Data items
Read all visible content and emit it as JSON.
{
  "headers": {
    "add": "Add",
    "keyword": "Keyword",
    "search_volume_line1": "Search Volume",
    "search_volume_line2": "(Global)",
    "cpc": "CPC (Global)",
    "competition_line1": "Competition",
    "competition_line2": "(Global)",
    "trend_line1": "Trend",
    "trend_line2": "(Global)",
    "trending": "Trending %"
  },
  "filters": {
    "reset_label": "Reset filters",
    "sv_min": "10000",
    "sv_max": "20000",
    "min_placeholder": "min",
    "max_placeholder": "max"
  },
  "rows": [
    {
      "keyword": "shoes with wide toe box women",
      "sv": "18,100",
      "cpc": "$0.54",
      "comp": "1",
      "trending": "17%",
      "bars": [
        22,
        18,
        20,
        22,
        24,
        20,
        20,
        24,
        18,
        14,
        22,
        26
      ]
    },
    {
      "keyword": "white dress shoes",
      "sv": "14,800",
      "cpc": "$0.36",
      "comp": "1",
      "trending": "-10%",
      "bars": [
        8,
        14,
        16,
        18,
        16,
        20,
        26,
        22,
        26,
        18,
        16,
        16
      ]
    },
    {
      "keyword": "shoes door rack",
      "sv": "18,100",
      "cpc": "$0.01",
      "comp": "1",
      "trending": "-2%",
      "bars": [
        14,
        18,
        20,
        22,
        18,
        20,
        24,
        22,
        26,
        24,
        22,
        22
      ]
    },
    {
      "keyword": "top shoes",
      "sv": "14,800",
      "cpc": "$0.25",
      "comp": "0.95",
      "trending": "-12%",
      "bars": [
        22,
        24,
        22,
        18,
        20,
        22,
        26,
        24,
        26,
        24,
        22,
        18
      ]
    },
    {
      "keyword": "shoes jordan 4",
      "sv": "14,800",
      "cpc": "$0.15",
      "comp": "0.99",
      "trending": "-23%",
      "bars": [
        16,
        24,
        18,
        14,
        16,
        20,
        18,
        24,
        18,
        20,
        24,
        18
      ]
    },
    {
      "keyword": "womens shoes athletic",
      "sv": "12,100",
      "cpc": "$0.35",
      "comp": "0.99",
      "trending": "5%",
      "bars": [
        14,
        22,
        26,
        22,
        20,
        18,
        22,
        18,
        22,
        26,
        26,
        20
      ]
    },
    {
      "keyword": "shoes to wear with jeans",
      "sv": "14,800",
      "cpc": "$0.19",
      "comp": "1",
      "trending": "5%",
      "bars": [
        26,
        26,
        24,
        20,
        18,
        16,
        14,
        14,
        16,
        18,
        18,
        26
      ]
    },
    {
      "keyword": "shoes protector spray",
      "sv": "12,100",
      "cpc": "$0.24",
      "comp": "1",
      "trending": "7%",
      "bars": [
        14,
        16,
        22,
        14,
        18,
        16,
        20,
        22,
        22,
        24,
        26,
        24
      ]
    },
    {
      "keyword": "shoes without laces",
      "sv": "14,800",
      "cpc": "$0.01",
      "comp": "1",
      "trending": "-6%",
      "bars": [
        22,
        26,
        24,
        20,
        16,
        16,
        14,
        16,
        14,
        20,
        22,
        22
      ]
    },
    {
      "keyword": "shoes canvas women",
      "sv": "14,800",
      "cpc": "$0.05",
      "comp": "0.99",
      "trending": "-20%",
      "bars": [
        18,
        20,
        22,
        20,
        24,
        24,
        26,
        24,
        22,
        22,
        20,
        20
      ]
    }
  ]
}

> **Problem details**
The whole listing above needs to be written out again exactly.

> **Solution below**
Read all visible content and emit it as JSON.
{
  "headers": {
    "add": "Add",
    "keyword": "Keyword",
    "search_volume_line1": "Search Volume",
    "search_volume_line2": "(Global)",
    "cpc": "CPC (Global)",
    "competition_line1": "Competition",
    "competition_line2": "(Global)",
    "trend_line1": "Trend",
    "trend_line2": "(Global)",
    "trending": "Trending %"
  },
  "filters": {
    "reset_label": "Reset filters",
    "sv_min": "10000",
    "sv_max": "20000",
    "min_placeholder": "min",
    "max_placeholder": "max"
  },
  "rows": [
    {
      "keyword": "shoes with wide toe box women",
      "sv": "18,100",
      "cpc": "$0.54",
      "comp": "1",
      "trending": "17%",
      "bars": [
        22,
        18,
        20,
        22,
        24,
        20,
        20,
        24,
        18,
        14,
        22,
        26
      ]
    },
    {
      "keyword": "white dress shoes",
      "sv": "14,800",
      "cpc": "$0.36",
      "comp": "1",
      "trending": "-10%",
      "bars": [
        8,
        14,
        16,
        18,
        16,
        20,
        26,
        22,
        26,
        18,
        16,
        16
      ]
    },
    {
      "keyword": "shoes door rack",
      "sv": "18,100",
      "cpc": "$0.01",
      "comp": "1",
      "trending": "-2%",
      "bars": [
        14,
        18,
        20,
        22,
        18,
        20,
        24,
        22,
        26,
        24,
        22,
        22
      ]
    },
    {
      "keyword": "top shoes",
      "sv": "14,800",
      "cpc": "$0.25",
      "comp": "0.95",
      "trending": "-12%",
      "bars": [
        22,
        24,
        22,
        18,
        20,
        22,
        26,
        24,
        26,
        24,
        22,
        18
      ]
    },
    {
      "keyword": "shoes jordan 4",
      "sv": "14,800",
      "cpc": "$0.15",
      "comp": "0.99",
      "trending": "-23%",
      "bars": [
        16,
        24,
        18,
        14,
        16,
        20,
        18,
        24,
        18,
        20,
        24,
        18
      ]
    },
    {
      "keyword": "womens shoes athletic",
      "sv": "12,100",
      "cpc": "$0.35",
      "comp": "0.99",
      "trending": "5%",
      "bars": [
        14,
        22,
        26,
        22,
        20,
        18,
        22,
        18,
        22,
        26,
        26,
        20
      ]
    },
    {
      "keyword": "shoes to wear with jeans",
      "sv": "14,800",
      "cpc": "$0.19",
      "comp": "1",
      "trending": "5%",
      "bars": [
        26,
        26,
        24,
        20,
        18,
        16,
        14,
        14,
        16,
        18,
        18,
        26
      ]
    },
    {
      "keyword": "shoes protector spray",
      "sv": "12,100",
      "cpc": "$0.24",
      "comp": "1",
      "trending": "7%",
      "bars": [
        14,
        16,
        22,
        14,
        18,
        16,
        20,
        22,
        22,
        24,
        26,
        24
      ]
    },
    {
      "keyword": "shoes without laces",
      "sv": "14,800",
      "cpc": "$0.01",
      "comp": "1",
      "trending": "-6%",
      "bars": [
        22,
        26,
        24,
        20,
        16,
        16,
        14,
        16,
        14,
        20,
        22,
        22
      ]
    },
    {
      "keyword": "shoes canvas women",
      "sv": "14,800",
      "cpc": "$0.05",
      "comp": "0.99",
      "trending": "-20%",
      "bars": [
        18,
        20,
        22,
        20,
        24,
        24,
        26,
        24,
        22,
        22,
        20,
        20
      ]
    }
  ]
}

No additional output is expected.